Copy out every line of the records below verbatim, omitting the pictures.

Extracted data entries
::::::
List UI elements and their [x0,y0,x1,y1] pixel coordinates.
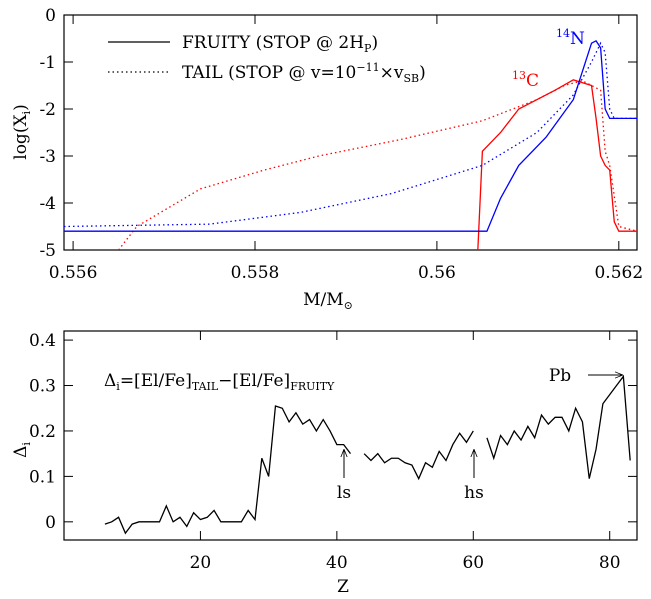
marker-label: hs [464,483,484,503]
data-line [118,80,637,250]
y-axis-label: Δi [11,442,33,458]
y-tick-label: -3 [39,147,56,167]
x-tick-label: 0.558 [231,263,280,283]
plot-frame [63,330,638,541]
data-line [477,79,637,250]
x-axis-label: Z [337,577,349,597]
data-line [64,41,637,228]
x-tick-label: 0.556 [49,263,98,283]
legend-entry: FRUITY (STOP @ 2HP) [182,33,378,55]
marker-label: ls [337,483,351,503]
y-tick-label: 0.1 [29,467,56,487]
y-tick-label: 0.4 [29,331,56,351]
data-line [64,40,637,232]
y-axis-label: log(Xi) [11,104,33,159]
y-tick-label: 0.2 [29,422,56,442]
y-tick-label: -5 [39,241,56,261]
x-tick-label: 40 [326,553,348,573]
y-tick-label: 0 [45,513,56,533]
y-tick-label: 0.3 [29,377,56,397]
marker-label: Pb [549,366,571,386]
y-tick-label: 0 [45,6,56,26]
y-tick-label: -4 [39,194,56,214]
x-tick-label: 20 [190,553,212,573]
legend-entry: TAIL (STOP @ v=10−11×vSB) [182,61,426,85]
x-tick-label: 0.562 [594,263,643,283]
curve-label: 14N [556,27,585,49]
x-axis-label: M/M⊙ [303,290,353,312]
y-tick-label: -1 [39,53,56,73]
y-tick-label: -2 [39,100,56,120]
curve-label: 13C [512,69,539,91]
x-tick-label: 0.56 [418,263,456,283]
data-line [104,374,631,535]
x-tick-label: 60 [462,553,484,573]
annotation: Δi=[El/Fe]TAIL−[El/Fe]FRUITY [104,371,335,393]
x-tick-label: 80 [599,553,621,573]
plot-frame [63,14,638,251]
::::::
**ANSWER BELOW**.
List UI elements and their [x0,y0,x1,y1] pixel coordinates.
marker-label: hs [464,483,484,503]
data-line [118,80,637,250]
y-axis-label: Δi [11,442,33,458]
y-tick-label: -3 [39,147,56,167]
x-tick-label: 0.558 [231,263,280,283]
plot-frame [63,330,638,541]
data-line [477,79,637,250]
x-axis-label: Z [337,577,349,597]
data-line [64,41,637,228]
x-tick-label: 0.556 [49,263,98,283]
legend-entry: FRUITY (STOP @ 2HP) [182,33,378,55]
marker-label: ls [337,483,351,503]
y-tick-label: 0.1 [29,467,56,487]
y-tick-label: 0.4 [29,331,56,351]
data-line [64,40,637,232]
y-axis-label: log(Xi) [11,104,33,159]
y-tick-label: 0.2 [29,422,56,442]
y-tick-label: -5 [39,241,56,261]
x-tick-label: 40 [326,553,348,573]
y-tick-label: 0 [45,513,56,533]
y-tick-label: 0.3 [29,377,56,397]
marker-label: Pb [549,366,571,386]
y-tick-label: 0 [45,6,56,26]
y-tick-label: -4 [39,194,56,214]
x-tick-label: 20 [190,553,212,573]
legend-entry: TAIL (STOP @ v=10−11×vSB) [182,61,426,85]
x-tick-label: 0.562 [594,263,643,283]
curve-label: 14N [556,27,585,49]
x-axis-label: M/M⊙ [303,290,353,312]
y-tick-label: -1 [39,53,56,73]
y-tick-label: -2 [39,100,56,120]
curve-label: 13C [512,69,539,91]
x-tick-label: 0.56 [418,263,456,283]
data-line [104,374,631,535]
x-tick-label: 60 [462,553,484,573]
annotation: Δi=[El/Fe]TAIL−[El/Fe]FRUITY [104,371,335,393]
x-tick-label: 80 [599,553,621,573]
plot-frame [63,14,638,251]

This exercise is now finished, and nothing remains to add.